Source information: Begin
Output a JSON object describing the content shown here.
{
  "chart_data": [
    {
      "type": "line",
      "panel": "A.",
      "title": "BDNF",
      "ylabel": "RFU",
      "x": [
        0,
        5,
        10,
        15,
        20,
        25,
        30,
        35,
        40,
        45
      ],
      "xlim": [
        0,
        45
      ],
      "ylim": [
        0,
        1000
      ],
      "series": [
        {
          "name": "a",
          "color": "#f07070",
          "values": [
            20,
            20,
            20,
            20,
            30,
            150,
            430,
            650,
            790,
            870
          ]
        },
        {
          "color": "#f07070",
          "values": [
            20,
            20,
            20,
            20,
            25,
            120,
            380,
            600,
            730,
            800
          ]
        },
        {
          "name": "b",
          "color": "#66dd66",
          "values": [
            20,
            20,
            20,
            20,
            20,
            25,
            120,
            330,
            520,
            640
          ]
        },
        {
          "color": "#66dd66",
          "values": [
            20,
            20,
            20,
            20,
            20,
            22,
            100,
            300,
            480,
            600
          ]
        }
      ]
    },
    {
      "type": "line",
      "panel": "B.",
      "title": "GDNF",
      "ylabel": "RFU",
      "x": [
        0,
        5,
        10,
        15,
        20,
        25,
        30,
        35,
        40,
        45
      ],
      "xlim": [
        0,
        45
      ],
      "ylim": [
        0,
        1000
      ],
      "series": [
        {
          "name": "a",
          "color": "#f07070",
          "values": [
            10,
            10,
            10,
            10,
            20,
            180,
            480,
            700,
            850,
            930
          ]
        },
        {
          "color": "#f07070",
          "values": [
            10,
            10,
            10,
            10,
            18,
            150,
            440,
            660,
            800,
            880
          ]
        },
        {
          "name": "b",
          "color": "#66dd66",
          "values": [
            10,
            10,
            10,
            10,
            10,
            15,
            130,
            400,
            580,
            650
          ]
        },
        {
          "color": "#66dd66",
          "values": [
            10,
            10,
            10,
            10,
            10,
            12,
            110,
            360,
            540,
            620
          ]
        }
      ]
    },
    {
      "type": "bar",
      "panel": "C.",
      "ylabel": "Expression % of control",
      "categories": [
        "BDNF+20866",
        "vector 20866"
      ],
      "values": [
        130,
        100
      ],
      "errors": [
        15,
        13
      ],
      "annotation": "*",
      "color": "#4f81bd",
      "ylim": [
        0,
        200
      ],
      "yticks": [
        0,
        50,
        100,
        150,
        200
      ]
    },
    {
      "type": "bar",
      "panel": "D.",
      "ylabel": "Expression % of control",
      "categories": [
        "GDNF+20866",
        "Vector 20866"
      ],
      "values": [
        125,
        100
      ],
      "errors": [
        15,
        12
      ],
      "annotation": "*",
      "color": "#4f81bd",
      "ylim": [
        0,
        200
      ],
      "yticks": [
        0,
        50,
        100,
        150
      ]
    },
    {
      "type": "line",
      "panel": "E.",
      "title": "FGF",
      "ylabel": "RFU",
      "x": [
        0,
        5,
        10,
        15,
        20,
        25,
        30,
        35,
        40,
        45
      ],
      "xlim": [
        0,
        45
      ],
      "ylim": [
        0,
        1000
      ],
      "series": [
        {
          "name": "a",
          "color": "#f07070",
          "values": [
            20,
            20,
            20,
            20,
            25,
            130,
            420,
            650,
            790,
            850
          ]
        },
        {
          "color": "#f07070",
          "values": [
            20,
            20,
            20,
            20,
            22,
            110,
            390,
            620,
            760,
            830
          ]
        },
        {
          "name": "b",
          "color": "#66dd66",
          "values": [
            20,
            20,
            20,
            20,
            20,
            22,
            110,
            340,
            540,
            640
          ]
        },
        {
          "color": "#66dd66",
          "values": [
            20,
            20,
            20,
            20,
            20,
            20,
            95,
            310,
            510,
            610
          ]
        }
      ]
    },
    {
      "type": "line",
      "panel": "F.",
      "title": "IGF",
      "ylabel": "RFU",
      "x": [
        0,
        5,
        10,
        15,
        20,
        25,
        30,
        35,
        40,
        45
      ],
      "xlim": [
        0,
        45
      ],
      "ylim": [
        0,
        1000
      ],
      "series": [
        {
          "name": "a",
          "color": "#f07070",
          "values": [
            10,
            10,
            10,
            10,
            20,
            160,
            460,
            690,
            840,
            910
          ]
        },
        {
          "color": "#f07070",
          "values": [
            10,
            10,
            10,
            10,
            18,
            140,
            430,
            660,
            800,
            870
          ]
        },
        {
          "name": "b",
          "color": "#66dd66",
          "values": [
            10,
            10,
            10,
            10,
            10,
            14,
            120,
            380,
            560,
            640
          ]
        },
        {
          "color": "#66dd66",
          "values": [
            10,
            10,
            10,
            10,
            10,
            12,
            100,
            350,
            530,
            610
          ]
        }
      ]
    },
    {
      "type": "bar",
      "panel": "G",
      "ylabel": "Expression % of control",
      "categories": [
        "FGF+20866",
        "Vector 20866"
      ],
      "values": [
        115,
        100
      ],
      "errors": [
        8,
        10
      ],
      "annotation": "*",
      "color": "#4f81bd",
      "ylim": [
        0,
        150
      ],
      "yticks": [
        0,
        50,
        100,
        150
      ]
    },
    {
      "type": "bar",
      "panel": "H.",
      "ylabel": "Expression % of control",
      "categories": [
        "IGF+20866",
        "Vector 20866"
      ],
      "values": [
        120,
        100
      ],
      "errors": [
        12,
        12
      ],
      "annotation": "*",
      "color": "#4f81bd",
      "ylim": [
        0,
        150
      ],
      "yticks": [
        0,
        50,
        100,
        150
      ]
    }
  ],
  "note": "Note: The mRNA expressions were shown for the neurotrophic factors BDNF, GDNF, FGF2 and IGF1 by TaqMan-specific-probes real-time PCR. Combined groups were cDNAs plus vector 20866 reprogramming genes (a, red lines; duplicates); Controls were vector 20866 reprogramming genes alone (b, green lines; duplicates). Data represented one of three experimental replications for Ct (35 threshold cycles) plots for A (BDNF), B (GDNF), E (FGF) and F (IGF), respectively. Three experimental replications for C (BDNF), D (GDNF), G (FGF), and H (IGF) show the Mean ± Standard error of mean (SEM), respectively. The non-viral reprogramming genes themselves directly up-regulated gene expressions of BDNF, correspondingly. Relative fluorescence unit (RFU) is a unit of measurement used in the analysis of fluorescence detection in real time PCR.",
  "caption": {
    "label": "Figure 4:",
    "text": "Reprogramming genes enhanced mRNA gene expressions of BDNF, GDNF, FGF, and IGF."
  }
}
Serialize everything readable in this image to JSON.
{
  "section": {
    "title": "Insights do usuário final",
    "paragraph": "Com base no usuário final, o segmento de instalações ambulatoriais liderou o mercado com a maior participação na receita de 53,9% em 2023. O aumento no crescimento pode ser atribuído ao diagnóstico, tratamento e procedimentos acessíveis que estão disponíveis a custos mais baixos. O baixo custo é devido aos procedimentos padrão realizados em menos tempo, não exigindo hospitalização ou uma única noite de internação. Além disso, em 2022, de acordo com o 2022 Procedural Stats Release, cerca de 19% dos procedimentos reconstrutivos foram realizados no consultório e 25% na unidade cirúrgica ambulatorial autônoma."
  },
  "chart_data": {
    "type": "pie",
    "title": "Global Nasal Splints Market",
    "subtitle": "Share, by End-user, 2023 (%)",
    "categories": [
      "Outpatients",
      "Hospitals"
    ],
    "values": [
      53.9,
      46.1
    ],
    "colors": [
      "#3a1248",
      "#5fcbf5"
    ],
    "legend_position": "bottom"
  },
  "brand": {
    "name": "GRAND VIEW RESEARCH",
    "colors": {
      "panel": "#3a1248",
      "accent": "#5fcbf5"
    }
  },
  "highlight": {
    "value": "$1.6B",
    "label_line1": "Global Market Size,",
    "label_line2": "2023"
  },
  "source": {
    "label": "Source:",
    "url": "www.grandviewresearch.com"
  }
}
Source information: End
*Required action*: In full and without change, transcribe the entries.

*Expected answer*:
Output a JSON object describing the content shown here.
{
  "chart_data": [
    {
      "type": "line",
      "panel": "A.",
      "title": "BDNF",
      "ylabel": "RFU",
      "x": [
        0,
        5,
        10,
        15,
        20,
        25,
        30,
        35,
        40,
        45
      ],
      "xlim": [
        0,
        45
      ],
      "ylim": [
        0,
        1000
      ],
      "series": [
        {
          "name": "a",
          "color": "#f07070",
          "values": [
            20,
            20,
            20,
            20,
            30,
            150,
            430,
            650,
            790,
            870
          ]
        },
        {
          "color": "#f07070",
          "values": [
            20,
            20,
            20,
            20,
            25,
            120,
            380,
            600,
            730,
            800
          ]
        },
        {
          "name": "b",
          "color": "#66dd66",
          "values": [
            20,
            20,
            20,
            20,
            20,
            25,
            120,
            330,
            520,
            640
          ]
        },
        {
          "color": "#66dd66",
          "values": [
            20,
            20,
            20,
            20,
            20,
            22,
            100,
            300,
            480,
            600
          ]
        }
      ]
    },
    {
      "type": "line",
      "panel": "B.",
      "title": "GDNF",
      "ylabel": "RFU",
      "x": [
        0,
        5,
        10,
        15,
        20,
        25,
        30,
        35,
        40,
        45
      ],
      "xlim": [
        0,
        45
      ],
      "ylim": [
        0,
        1000
      ],
      "series": [
        {
          "name": "a",
          "color": "#f07070",
          "values": [
            10,
            10,
            10,
            10,
            20,
            180,
            480,
            700,
            850,
            930
          ]
        },
        {
          "color": "#f07070",
          "values": [
            10,
            10,
            10,
            10,
            18,
            150,
            440,
            660,
            800,
            880
          ]
        },
        {
          "name": "b",
          "color": "#66dd66",
          "values": [
            10,
            10,
            10,
            10,
            10,
            15,
            130,
            400,
            580,
            650
          ]
        },
        {
          "color": "#66dd66",
          "values": [
            10,
            10,
            10,
            10,
            10,
            12,
            110,
            360,
            540,
            620
          ]
        }
      ]
    },
    {
      "type": "bar",
      "panel": "C.",
      "ylabel": "Expression % of control",
      "categories": [
        "BDNF+20866",
        "vector 20866"
      ],
      "values": [
        130,
        100
      ],
      "errors": [
        15,
        13
      ],
      "annotation": "*",
      "color": "#4f81bd",
      "ylim": [
        0,
        200
      ],
      "yticks": [
        0,
        50,
        100,
        150,
        200
      ]
    },
    {
      "type": "bar",
      "panel": "D.",
      "ylabel": "Expression % of control",
      "categories": [
        "GDNF+20866",
        "Vector 20866"
      ],
      "values": [
        125,
        100
      ],
      "errors": [
        15,
        12
      ],
      "annotation": "*",
      "color": "#4f81bd",
      "ylim": [
        0,
        200
      ],
      "yticks": [
        0,
        50,
        100,
        150
      ]
    },
    {
      "type": "line",
      "panel": "E.",
      "title": "FGF",
      "ylabel": "RFU",
      "x": [
        0,
        5,
        10,
        15,
        20,
        25,
        30,
        35,
        40,
        45
      ],
      "xlim": [
        0,
        45
      ],
      "ylim": [
        0,
        1000
      ],
      "series": [
        {
          "name": "a",
          "color": "#f07070",
          "values": [
            20,
            20,
            20,
            20,
            25,
            130,
            420,
            650,
            790,
            850
          ]
        },
        {
          "color": "#f07070",
          "values": [
            20,
            20,
            20,
            20,
            22,
            110,
            390,
            620,
            760,
            830
          ]
        },
        {
          "name": "b",
          "color": "#66dd66",
          "values": [
            20,
            20,
            20,
            20,
            20,
            22,
            110,
            340,
            540,
            640
          ]
        },
        {
          "color": "#66dd66",
          "values": [
            20,
            20,
            20,
            20,
            20,
            20,
            95,
            310,
            510,
            610
          ]
        }
      ]
    },
    {
      "type": "line",
      "panel": "F.",
      "title": "IGF",
      "ylabel": "RFU",
      "x": [
        0,
        5,
        10,
        15,
        20,
        25,
        30,
        35,
        40,
        45
      ],
      "xlim": [
        0,
        45
      ],
      "ylim": [
        0,
        1000
      ],
      "series": [
        {
          "name": "a",
          "color": "#f07070",
          "values": [
            10,
            10,
            10,
            10,
            20,
            160,
            460,
            690,
            840,
            910
          ]
        },
        {
          "color": "#f07070",
          "values": [
            10,
            10,
            10,
            10,
            18,
            140,
            430,
            660,
            800,
            870
          ]
        },
        {
          "name": "b",
          "color": "#66dd66",
          "values": [
            10,
            10,
            10,
            10,
            10,
            14,
            120,
            380,
            560,
            640
          ]
        },
        {
          "color": "#66dd66",
          "values": [
            10,
            10,
            10,
            10,
            10,
            12,
            100,
            350,
            530,
            610
          ]
        }
      ]
    },
    {
      "type": "bar",
      "panel": "G",
      "ylabel": "Expression % of control",
      "categories": [
        "FGF+20866",
        "Vector 20866"
      ],
      "values": [
        115,
        100
      ],
      "errors": [
        8,
        10
      ],
      "annotation": "*",
      "color": "#4f81bd",
      "ylim": [
        0,
        150
      ],
      "yticks": [
        0,
        50,
        100,
        150
      ]
    },
    {
      "type": "bar",
      "panel": "H.",
      "ylabel": "Expression % of control",
      "categories": [
        "IGF+20866",
        "Vector 20866"
      ],
      "values": [
        120,
        100
      ],
      "errors": [
        12,
        12
      ],
      "annotation": "*",
      "color": "#4f81bd",
      "ylim": [
        0,
        150
      ],
      "yticks": [
        0,
        50,
        100,
        150
      ]
    }
  ],
  "note": "Note: The mRNA expressions were shown for the neurotrophic factors BDNF, GDNF, FGF2 and IGF1 by TaqMan-specific-probes real-time PCR. Combined groups were cDNAs plus vector 20866 reprogramming genes (a, red lines; duplicates); Controls were vector 20866 reprogramming genes alone (b, green lines; duplicates). Data represented one of three experimental replications for Ct (35 threshold cycles) plots for A (BDNF), B (GDNF), E (FGF) and F (IGF), respectively. Three experimental replications for C (BDNF), D (GDNF), G (FGF), and H (IGF) show the Mean ± Standard error of mean (SEM), respectively. The non-viral reprogramming genes themselves directly up-regulated gene expressions of BDNF, correspondingly. Relative fluorescence unit (RFU) is a unit of measurement used in the analysis of fluorescence detection in real time PCR.",
  "caption": {
    "label": "Figure 4:",
    "text": "Reprogramming genes enhanced mRNA gene expressions of BDNF, GDNF, FGF, and IGF."
  }
}
Serialize everything readable in this image to JSON.
{
  "section": {
    "title": "Insights do usuário final",
    "paragraph": "Com base no usuário final, o segmento de instalações ambulatoriais liderou o mercado com a maior participação na receita de 53,9% em 2023. O aumento no crescimento pode ser atribuído ao diagnóstico, tratamento e procedimentos acessíveis que estão disponíveis a custos mais baixos. O baixo custo é devido aos procedimentos padrão realizados em menos tempo, não exigindo hospitalização ou uma única noite de internação. Além disso, em 2022, de acordo com o 2022 Procedural Stats Release, cerca de 19% dos procedimentos reconstrutivos foram realizados no consultório e 25% na unidade cirúrgica ambulatorial autônoma."
  },
  "chart_data": {
    "type": "pie",
    "title": "Global Nasal Splints Market",
    "subtitle": "Share, by End-user, 2023 (%)",
    "categories": [
      "Outpatients",
      "Hospitals"
    ],
    "values": [
      53.9,
      46.1
    ],
    "colors": [
      "#3a1248",
      "#5fcbf5"
    ],
    "legend_position": "bottom"
  },
  "brand": {
    "name": "GRAND VIEW RESEARCH",
    "colors": {
      "panel": "#3a1248",
      "accent": "#5fcbf5"
    }
  },
  "highlight": {
    "value": "$1.6B",
    "label_line1": "Global Market Size,",
    "label_line2": "2023"
  },
  "source": {
    "label": "Source:",
    "url": "www.grandviewresearch.com"
  }
}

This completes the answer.